__YOUR INSTRUCTIONS__.
Below is a block of records; repeat all of them exactly.

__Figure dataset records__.
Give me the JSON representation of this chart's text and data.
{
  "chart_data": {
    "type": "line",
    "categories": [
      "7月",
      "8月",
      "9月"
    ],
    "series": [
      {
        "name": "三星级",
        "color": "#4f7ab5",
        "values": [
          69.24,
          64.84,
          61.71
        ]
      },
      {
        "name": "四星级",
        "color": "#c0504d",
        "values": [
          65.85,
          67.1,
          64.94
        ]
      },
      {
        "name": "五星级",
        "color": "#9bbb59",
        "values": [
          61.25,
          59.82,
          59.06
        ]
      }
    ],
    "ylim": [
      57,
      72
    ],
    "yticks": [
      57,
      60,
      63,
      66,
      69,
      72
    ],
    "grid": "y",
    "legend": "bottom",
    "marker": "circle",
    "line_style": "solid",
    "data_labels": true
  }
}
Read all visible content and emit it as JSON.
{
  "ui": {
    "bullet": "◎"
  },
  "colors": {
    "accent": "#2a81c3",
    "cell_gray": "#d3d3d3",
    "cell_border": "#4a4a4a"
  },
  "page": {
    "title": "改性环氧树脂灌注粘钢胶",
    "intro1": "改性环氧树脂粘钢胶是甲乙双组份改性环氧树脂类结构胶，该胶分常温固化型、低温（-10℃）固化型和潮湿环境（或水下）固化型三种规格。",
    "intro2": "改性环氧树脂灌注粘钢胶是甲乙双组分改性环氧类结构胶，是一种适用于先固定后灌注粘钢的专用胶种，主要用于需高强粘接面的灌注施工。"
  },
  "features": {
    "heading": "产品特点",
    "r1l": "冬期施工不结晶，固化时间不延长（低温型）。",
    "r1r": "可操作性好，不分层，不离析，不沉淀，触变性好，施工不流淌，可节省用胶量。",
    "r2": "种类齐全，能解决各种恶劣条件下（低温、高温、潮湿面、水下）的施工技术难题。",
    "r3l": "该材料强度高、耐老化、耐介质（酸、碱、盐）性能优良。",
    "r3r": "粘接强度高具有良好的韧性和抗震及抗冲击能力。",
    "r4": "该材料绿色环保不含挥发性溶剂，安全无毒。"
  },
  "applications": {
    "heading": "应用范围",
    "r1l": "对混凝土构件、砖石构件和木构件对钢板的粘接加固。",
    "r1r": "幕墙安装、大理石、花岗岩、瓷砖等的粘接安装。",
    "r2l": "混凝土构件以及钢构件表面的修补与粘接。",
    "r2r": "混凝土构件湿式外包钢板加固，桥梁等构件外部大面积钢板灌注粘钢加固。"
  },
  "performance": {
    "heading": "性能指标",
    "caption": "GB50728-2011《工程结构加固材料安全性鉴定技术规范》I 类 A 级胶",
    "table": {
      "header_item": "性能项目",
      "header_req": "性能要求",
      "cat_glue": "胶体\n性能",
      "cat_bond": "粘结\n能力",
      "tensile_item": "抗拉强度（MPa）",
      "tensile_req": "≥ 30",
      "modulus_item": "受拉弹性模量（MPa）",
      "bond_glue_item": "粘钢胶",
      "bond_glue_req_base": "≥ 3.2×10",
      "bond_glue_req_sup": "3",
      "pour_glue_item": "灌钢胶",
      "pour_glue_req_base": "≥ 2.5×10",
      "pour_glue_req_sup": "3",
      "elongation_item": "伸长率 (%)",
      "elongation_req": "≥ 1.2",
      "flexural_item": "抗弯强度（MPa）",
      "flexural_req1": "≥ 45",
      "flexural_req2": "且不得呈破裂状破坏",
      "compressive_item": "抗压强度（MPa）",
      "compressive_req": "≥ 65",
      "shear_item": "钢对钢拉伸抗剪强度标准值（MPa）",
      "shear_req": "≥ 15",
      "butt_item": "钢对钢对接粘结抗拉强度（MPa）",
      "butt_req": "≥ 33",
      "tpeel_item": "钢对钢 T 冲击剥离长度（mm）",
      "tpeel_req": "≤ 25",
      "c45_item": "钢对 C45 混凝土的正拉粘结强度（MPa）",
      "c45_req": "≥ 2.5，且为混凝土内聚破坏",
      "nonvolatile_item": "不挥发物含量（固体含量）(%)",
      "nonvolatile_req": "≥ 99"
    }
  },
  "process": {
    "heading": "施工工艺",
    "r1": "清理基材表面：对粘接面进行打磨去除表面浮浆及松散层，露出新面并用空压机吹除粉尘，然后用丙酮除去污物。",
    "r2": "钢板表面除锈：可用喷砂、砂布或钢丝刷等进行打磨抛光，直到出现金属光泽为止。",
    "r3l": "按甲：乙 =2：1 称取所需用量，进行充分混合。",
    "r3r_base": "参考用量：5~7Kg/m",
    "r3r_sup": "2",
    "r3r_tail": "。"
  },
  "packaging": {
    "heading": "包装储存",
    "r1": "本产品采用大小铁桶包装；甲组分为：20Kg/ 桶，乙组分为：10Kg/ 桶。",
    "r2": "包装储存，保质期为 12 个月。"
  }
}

__REPLY TO THE EXERCISE__.
Give me the JSON representation of this chart's text and data.
{
  "chart_data": {
    "type": "line",
    "categories": [
      "7月",
      "8月",
      "9月"
    ],
    "series": [
      {
        "name": "三星级",
        "color": "#4f7ab5",
        "values": [
          69.24,
          64.84,
          61.71
        ]
      },
      {
        "name": "四星级",
        "color": "#c0504d",
        "values": [
          65.85,
          67.1,
          64.94
        ]
      },
      {
        "name": "五星级",
        "color": "#9bbb59",
        "values": [
          61.25,
          59.82,
          59.06
        ]
      }
    ],
    "ylim": [
      57,
      72
    ],
    "yticks": [
      57,
      60,
      63,
      66,
      69,
      72
    ],
    "grid": "y",
    "legend": "bottom",
    "marker": "circle",
    "line_style": "solid",
    "data_labels": true
  }
}
Read all visible content and emit it as JSON.
{
  "ui": {
    "bullet": "◎"
  },
  "colors": {
    "accent": "#2a81c3",
    "cell_gray": "#d3d3d3",
    "cell_border": "#4a4a4a"
  },
  "page": {
    "title": "改性环氧树脂灌注粘钢胶",
    "intro1": "改性环氧树脂粘钢胶是甲乙双组份改性环氧树脂类结构胶，该胶分常温固化型、低温（-10℃）固化型和潮湿环境（或水下）固化型三种规格。",
    "intro2": "改性环氧树脂灌注粘钢胶是甲乙双组分改性环氧类结构胶，是一种适用于先固定后灌注粘钢的专用胶种，主要用于需高强粘接面的灌注施工。"
  },
  "features": {
    "heading": "产品特点",
    "r1l": "冬期施工不结晶，固化时间不延长（低温型）。",
    "r1r": "可操作性好，不分层，不离析，不沉淀，触变性好，施工不流淌，可节省用胶量。",
    "r2": "种类齐全，能解决各种恶劣条件下（低温、高温、潮湿面、水下）的施工技术难题。",
    "r3l": "该材料强度高、耐老化、耐介质（酸、碱、盐）性能优良。",
    "r3r": "粘接强度高具有良好的韧性和抗震及抗冲击能力。",
    "r4": "该材料绿色环保不含挥发性溶剂，安全无毒。"
  },
  "applications": {
    "heading": "应用范围",
    "r1l": "对混凝土构件、砖石构件和木构件对钢板的粘接加固。",
    "r1r": "幕墙安装、大理石、花岗岩、瓷砖等的粘接安装。",
    "r2l": "混凝土构件以及钢构件表面的修补与粘接。",
    "r2r": "混凝土构件湿式外包钢板加固，桥梁等构件外部大面积钢板灌注粘钢加固。"
  },
  "performance": {
    "heading": "性能指标",
    "caption": "GB50728-2011《工程结构加固材料安全性鉴定技术规范》I 类 A 级胶",
    "table": {
      "header_item": "性能项目",
      "header_req": "性能要求",
      "cat_glue": "胶体\n性能",
      "cat_bond": "粘结\n能力",
      "tensile_item": "抗拉强度（MPa）",
      "tensile_req": "≥ 30",
      "modulus_item": "受拉弹性模量（MPa）",
      "bond_glue_item": "粘钢胶",
      "bond_glue_req_base": "≥ 3.2×10",
      "bond_glue_req_sup": "3",
      "pour_glue_item": "灌钢胶",
      "pour_glue_req_base": "≥ 2.5×10",
      "pour_glue_req_sup": "3",
      "elongation_item": "伸长率 (%)",
      "elongation_req": "≥ 1.2",
      "flexural_item": "抗弯强度（MPa）",
      "flexural_req1": "≥ 45",
      "flexural_req2": "且不得呈破裂状破坏",
      "compressive_item": "抗压强度（MPa）",
      "compressive_req": "≥ 65",
      "shear_item": "钢对钢拉伸抗剪强度标准值（MPa）",
      "shear_req": "≥ 15",
      "butt_item": "钢对钢对接粘结抗拉强度（MPa）",
      "butt_req": "≥ 33",
      "tpeel_item": "钢对钢 T 冲击剥离长度（mm）",
      "tpeel_req": "≤ 25",
      "c45_item": "钢对 C45 混凝土的正拉粘结强度（MPa）",
      "c45_req": "≥ 2.5，且为混凝土内聚破坏",
      "nonvolatile_item": "不挥发物含量（固体含量）(%)",
      "nonvolatile_req": "≥ 99"
    }
  },
  "process": {
    "heading": "施工工艺",
    "r1": "清理基材表面：对粘接面进行打磨去除表面浮浆及松散层，露出新面并用空压机吹除粉尘，然后用丙酮除去污物。",
    "r2": "钢板表面除锈：可用喷砂、砂布或钢丝刷等进行打磨抛光，直到出现金属光泽为止。",
    "r3l": "按甲：乙 =2：1 称取所需用量，进行充分混合。",
    "r3r_base": "参考用量：5~7Kg/m",
    "r3r_sup": "2",
    "r3r_tail": "。"
  },
  "packaging": {
    "heading": "包装储存",
    "r1": "本产品采用大小铁桶包装；甲组分为：20Kg/ 桶，乙组分为：10Kg/ 桶。",
    "r2": "包装储存，保质期为 12 个月。"
  }
}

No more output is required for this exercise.